* Extracted records
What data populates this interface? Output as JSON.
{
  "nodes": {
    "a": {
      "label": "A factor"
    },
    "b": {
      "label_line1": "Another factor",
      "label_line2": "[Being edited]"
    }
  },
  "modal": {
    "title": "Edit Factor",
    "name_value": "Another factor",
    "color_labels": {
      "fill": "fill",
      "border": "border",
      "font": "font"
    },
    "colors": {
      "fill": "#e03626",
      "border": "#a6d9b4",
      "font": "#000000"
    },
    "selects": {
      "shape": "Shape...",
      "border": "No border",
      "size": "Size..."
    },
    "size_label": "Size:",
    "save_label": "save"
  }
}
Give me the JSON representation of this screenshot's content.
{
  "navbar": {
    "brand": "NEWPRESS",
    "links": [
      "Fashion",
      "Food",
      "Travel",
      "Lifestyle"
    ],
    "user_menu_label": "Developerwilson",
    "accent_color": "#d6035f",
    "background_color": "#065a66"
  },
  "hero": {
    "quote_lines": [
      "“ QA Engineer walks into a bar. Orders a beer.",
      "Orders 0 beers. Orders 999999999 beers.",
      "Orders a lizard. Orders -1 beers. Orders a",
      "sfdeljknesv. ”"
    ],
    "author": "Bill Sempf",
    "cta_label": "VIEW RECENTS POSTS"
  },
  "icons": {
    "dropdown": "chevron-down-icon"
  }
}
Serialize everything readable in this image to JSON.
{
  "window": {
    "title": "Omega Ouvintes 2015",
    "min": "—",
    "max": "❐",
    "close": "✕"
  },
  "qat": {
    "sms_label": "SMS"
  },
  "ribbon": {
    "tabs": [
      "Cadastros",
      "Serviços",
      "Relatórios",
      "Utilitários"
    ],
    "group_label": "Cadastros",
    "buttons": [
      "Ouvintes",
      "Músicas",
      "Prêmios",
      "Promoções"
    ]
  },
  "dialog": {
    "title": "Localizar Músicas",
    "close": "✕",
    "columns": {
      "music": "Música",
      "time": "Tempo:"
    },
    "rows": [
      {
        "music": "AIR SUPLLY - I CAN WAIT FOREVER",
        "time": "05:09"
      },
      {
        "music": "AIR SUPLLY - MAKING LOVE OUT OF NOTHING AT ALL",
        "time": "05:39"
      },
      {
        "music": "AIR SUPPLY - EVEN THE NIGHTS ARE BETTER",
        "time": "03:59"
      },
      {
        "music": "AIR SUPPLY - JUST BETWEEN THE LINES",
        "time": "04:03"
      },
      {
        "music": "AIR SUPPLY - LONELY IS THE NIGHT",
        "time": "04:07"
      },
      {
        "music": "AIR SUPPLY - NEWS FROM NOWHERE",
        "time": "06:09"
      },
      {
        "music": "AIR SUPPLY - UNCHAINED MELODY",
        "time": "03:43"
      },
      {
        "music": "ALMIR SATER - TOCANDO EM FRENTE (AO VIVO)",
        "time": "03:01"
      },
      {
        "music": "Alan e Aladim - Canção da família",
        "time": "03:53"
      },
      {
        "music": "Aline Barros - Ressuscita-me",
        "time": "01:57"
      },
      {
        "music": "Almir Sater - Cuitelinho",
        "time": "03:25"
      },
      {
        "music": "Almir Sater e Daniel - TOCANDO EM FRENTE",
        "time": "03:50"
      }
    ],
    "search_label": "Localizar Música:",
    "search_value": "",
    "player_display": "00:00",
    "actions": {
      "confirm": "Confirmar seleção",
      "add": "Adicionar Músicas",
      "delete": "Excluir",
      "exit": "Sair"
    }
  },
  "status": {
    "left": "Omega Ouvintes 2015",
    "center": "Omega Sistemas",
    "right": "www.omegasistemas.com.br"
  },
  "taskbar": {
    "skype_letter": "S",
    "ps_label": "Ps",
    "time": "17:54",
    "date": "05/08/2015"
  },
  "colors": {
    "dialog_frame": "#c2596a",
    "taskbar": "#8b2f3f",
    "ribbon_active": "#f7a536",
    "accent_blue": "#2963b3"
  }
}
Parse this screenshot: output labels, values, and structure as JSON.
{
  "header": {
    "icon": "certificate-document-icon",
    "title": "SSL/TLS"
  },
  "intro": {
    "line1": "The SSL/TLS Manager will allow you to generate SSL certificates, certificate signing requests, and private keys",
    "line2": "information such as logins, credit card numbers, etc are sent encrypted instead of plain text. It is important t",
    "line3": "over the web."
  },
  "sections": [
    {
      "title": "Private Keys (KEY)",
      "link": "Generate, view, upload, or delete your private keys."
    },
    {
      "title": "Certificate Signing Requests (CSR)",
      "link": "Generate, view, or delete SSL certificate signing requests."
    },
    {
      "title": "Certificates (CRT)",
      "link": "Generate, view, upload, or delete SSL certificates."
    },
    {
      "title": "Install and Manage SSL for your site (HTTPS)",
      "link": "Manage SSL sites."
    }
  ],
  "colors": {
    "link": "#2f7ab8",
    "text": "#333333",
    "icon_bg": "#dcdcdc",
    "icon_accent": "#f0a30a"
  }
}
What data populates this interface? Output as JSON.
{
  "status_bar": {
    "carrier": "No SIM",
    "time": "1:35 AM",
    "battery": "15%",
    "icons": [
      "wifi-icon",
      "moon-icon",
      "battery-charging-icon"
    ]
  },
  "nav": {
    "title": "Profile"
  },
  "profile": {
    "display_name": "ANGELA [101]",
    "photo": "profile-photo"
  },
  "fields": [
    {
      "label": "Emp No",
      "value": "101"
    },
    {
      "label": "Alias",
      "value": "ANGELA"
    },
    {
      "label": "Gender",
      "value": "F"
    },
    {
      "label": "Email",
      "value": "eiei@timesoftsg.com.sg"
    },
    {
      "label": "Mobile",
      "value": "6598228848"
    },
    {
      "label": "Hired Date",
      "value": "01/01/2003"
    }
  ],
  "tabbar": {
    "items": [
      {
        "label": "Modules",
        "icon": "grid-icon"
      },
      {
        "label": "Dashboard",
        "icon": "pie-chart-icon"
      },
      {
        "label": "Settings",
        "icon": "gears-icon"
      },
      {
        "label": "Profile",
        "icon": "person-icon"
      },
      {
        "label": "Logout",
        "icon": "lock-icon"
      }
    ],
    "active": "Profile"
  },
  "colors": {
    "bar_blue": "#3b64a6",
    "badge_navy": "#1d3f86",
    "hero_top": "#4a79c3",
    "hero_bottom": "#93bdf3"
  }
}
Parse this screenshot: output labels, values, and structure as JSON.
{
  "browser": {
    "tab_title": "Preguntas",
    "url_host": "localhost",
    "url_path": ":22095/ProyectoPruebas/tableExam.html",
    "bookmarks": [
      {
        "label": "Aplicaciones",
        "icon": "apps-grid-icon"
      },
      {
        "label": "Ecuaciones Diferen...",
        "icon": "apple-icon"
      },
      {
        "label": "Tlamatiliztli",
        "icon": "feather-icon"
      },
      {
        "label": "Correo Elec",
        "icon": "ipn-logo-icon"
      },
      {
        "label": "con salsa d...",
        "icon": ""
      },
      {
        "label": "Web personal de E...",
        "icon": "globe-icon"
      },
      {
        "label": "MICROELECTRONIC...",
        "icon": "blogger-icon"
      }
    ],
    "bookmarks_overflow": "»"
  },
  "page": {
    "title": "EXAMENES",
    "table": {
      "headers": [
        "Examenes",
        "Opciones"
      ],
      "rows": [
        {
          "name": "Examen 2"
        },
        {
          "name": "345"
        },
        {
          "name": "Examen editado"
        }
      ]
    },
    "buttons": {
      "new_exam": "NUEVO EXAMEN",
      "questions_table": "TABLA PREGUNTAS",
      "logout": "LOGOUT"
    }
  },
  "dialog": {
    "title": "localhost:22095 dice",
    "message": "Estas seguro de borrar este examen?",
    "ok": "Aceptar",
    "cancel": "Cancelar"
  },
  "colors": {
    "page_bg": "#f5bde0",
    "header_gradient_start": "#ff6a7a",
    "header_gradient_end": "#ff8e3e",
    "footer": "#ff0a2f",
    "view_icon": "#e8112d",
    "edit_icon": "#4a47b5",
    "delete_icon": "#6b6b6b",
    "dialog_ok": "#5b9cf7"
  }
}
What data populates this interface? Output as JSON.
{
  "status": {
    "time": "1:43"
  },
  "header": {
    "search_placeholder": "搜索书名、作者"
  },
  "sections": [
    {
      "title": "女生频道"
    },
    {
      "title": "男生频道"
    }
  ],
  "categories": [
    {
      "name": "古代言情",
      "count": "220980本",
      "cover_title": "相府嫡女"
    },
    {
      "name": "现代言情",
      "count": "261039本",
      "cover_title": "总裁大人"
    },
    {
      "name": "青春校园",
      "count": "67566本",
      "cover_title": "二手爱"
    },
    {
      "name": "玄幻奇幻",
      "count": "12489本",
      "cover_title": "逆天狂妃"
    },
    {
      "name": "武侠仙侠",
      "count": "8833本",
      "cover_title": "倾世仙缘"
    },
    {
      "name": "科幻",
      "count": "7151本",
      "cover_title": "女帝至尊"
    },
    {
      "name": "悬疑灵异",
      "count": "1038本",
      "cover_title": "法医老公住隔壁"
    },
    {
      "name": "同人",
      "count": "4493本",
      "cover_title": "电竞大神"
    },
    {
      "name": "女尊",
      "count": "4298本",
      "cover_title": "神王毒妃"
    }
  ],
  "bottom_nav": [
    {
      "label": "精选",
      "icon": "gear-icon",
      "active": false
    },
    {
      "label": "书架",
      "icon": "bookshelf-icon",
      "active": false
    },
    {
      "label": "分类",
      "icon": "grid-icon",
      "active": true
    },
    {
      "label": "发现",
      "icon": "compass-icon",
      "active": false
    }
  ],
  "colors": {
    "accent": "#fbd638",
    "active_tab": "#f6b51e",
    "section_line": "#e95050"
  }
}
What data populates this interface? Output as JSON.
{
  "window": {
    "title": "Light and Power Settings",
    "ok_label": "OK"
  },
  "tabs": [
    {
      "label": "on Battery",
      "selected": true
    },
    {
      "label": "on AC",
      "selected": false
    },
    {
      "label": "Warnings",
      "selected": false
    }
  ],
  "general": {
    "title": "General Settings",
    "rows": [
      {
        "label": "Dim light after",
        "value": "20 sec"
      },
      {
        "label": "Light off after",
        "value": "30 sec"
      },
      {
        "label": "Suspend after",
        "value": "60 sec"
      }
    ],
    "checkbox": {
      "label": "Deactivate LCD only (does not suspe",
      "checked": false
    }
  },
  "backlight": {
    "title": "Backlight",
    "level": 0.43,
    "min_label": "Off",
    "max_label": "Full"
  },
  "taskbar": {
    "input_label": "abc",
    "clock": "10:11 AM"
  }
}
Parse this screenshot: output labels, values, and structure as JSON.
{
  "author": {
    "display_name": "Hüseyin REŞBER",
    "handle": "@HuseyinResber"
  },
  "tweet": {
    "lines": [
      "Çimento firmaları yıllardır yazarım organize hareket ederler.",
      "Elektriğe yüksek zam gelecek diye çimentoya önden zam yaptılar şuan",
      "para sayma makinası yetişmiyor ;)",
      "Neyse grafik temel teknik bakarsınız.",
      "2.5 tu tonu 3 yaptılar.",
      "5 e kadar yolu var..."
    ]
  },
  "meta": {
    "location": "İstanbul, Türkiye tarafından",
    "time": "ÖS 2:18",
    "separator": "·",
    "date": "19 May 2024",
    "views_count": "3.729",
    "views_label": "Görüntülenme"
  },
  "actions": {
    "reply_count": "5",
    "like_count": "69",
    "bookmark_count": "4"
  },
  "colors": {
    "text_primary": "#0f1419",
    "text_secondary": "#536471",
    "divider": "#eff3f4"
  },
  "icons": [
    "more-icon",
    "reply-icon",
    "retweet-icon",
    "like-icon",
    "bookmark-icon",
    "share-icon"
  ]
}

* What is being asked
Copy out all lines where the word "FRENTE" appears.

* Expected answer
        "music": "ALMIR SATER - TOCANDO EM FRENTE (AO VIVO)",
        "music": "Almir Sater e Daniel - TOCANDO EM FRENTE",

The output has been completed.